• **Task prompt**: In the entries, find all lines that hold the word "anzeigen" and copy them.

[Records from a data source]
* start *

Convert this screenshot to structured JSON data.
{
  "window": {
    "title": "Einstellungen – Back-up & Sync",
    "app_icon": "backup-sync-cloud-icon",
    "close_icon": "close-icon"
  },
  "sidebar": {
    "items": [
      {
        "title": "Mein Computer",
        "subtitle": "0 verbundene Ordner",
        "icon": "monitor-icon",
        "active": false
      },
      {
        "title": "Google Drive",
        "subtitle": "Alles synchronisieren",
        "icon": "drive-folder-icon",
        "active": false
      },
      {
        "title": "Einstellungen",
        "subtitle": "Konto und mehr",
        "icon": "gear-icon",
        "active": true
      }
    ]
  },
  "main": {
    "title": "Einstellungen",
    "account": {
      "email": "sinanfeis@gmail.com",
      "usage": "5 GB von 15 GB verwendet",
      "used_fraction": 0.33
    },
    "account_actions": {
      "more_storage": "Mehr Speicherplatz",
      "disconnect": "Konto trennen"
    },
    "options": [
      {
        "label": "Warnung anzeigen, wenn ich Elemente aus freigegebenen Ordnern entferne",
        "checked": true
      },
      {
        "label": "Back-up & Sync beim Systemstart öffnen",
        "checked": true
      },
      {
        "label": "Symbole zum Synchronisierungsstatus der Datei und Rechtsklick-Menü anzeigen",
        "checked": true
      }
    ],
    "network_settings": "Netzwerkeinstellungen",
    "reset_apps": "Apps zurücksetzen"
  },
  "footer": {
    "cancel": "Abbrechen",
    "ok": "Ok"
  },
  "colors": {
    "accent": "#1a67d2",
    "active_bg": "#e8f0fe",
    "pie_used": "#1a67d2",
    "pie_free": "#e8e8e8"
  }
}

* end *

• **Full response**:
        "label": "Warnung anzeigen, wenn ich Elemente aus freigegebenen Ordnern entferne",
        "label": "Symbole zum Synchronisierungsstatus der Datei und Rechtsklick-Menü anzeigen",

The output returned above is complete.